YOUR GOAL
Return every record exactly as written.
◇ ◇ ◇
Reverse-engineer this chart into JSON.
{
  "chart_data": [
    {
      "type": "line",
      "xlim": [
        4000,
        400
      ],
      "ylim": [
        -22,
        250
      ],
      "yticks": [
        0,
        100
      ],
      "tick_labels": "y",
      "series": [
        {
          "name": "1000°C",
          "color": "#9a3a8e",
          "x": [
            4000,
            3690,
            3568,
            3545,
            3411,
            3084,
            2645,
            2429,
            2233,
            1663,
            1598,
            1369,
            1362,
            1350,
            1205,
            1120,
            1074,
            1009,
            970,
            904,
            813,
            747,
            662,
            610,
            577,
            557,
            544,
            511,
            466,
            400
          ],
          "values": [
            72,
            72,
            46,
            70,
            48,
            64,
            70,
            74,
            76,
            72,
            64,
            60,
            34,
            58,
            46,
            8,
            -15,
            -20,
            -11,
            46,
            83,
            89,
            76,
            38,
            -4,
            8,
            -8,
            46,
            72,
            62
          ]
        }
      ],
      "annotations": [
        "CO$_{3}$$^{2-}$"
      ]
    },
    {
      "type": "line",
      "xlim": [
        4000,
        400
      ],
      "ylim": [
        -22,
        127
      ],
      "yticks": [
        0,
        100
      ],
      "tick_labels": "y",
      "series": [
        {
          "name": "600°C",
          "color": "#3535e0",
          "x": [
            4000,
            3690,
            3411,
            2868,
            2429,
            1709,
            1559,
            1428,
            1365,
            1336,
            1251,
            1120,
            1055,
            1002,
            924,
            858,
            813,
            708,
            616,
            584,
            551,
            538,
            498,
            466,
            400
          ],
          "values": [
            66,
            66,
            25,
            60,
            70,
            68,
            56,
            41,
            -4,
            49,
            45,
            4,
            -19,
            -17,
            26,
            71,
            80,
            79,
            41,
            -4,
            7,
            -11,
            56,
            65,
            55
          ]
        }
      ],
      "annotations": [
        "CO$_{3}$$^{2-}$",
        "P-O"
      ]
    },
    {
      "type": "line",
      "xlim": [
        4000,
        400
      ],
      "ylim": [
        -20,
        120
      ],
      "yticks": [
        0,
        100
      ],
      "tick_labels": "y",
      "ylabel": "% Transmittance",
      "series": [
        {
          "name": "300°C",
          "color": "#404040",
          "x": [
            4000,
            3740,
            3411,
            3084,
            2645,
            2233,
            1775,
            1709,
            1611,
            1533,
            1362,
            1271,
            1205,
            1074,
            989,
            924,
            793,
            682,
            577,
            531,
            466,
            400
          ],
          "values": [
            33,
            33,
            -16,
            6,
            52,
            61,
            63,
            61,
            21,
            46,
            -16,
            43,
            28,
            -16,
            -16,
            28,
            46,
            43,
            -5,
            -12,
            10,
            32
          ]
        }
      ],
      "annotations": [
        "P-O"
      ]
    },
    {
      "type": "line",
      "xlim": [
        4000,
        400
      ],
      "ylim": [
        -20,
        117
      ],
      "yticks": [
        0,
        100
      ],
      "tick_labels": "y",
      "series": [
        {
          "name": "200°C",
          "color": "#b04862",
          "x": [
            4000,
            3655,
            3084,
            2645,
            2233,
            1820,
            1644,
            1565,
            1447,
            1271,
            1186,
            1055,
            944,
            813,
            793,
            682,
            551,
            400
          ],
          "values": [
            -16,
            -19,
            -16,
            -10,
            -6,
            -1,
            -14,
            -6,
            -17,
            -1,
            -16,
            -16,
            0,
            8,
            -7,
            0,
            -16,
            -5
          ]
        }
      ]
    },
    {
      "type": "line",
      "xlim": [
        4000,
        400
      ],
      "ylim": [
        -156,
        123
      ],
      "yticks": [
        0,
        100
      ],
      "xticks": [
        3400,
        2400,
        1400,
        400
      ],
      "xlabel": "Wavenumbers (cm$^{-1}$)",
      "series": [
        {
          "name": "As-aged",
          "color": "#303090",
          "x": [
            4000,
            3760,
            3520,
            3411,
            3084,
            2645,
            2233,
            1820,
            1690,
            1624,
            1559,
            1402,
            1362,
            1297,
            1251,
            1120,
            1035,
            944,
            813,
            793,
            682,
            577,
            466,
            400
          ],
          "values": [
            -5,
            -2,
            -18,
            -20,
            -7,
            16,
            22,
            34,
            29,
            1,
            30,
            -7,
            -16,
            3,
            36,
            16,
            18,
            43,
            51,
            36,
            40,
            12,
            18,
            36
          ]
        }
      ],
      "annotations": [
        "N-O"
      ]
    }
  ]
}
◇ ◇ ◇
EXPECTED OUTPUT
Reverse-engineer this chart into JSON.
{
  "chart_data": [
    {
      "type": "line",
      "xlim": [
        4000,
        400
      ],
      "ylim": [
        -22,
        250
      ],
      "yticks": [
        0,
        100
      ],
      "tick_labels": "y",
      "series": [
        {
          "name": "1000°C",
          "color": "#9a3a8e",
          "x": [
            4000,
            3690,
            3568,
            3545,
            3411,
            3084,
            2645,
            2429,
            2233,
            1663,
            1598,
            1369,
            1362,
            1350,
            1205,
            1120,
            1074,
            1009,
            970,
            904,
            813,
            747,
            662,
            610,
            577,
            557,
            544,
            511,
            466,
            400
          ],
          "values": [
            72,
            72,
            46,
            70,
            48,
            64,
            70,
            74,
            76,
            72,
            64,
            60,
            34,
            58,
            46,
            8,
            -15,
            -20,
            -11,
            46,
            83,
            89,
            76,
            38,
            -4,
            8,
            -8,
            46,
            72,
            62
          ]
        }
      ],
      "annotations": [
        "CO$_{3}$$^{2-}$"
      ]
    },
    {
      "type": "line",
      "xlim": [
        4000,
        400
      ],
      "ylim": [
        -22,
        127
      ],
      "yticks": [
        0,
        100
      ],
      "tick_labels": "y",
      "series": [
        {
          "name": "600°C",
          "color": "#3535e0",
          "x": [
            4000,
            3690,
            3411,
            2868,
            2429,
            1709,
            1559,
            1428,
            1365,
            1336,
            1251,
            1120,
            1055,
            1002,
            924,
            858,
            813,
            708,
            616,
            584,
            551,
            538,
            498,
            466,
            400
          ],
          "values": [
            66,
            66,
            25,
            60,
            70,
            68,
            56,
            41,
            -4,
            49,
            45,
            4,
            -19,
            -17,
            26,
            71,
            80,
            79,
            41,
            -4,
            7,
            -11,
            56,
            65,
            55
          ]
        }
      ],
      "annotations": [
        "CO$_{3}$$^{2-}$",
        "P-O"
      ]
    },
    {
      "type": "line",
      "xlim": [
        4000,
        400
      ],
      "ylim": [
        -20,
        120
      ],
      "yticks": [
        0,
        100
      ],
      "tick_labels": "y",
      "ylabel": "% Transmittance",
      "series": [
        {
          "name": "300°C",
          "color": "#404040",
          "x": [
            4000,
            3740,
            3411,
            3084,
            2645,
            2233,
            1775,
            1709,
            1611,
            1533,
            1362,
            1271,
            1205,
            1074,
            989,
            924,
            793,
            682,
            577,
            531,
            466,
            400
          ],
          "values": [
            33,
            33,
            -16,
            6,
            52,
            61,
            63,
            61,
            21,
            46,
            -16,
            43,
            28,
            -16,
            -16,
            28,
            46,
            43,
            -5,
            -12,
            10,
            32
          ]
        }
      ],
      "annotations": [
        "P-O"
      ]
    },
    {
      "type": "line",
      "xlim": [
        4000,
        400
      ],
      "ylim": [
        -20,
        117
      ],
      "yticks": [
        0,
        100
      ],
      "tick_labels": "y",
      "series": [
        {
          "name": "200°C",
          "color": "#b04862",
          "x": [
            4000,
            3655,
            3084,
            2645,
            2233,
            1820,
            1644,
            1565,
            1447,
            1271,
            1186,
            1055,
            944,
            813,
            793,
            682,
            551,
            400
          ],
          "values": [
            -16,
            -19,
            -16,
            -10,
            -6,
            -1,
            -14,
            -6,
            -17,
            -1,
            -16,
            -16,
            0,
            8,
            -7,
            0,
            -16,
            -5
          ]
        }
      ]
    },
    {
      "type": "line",
      "xlim": [
        4000,
        400
      ],
      "ylim": [
        -156,
        123
      ],
      "yticks": [
        0,
        100
      ],
      "xticks": [
        3400,
        2400,
        1400,
        400
      ],
      "xlabel": "Wavenumbers (cm$^{-1}$)",
      "series": [
        {
          "name": "As-aged",
          "color": "#303090",
          "x": [
            4000,
            3760,
            3520,
            3411,
            3084,
            2645,
            2233,
            1820,
            1690,
            1624,
            1559,
            1402,
            1362,
            1297,
            1251,
            1120,
            1035,
            944,
            813,
            793,
            682,
            577,
            466,
            400
          ],
          "values": [
            -5,
            -2,
            -18,
            -20,
            -7,
            16,
            22,
            34,
            29,
            1,
            30,
            -7,
            -16,
            3,
            36,
            16,
            18,
            43,
            51,
            36,
            40,
            12,
            18,
            36
          ]
        }
      ],
      "annotations": [
        "N-O"
      ]
    }
  ]
}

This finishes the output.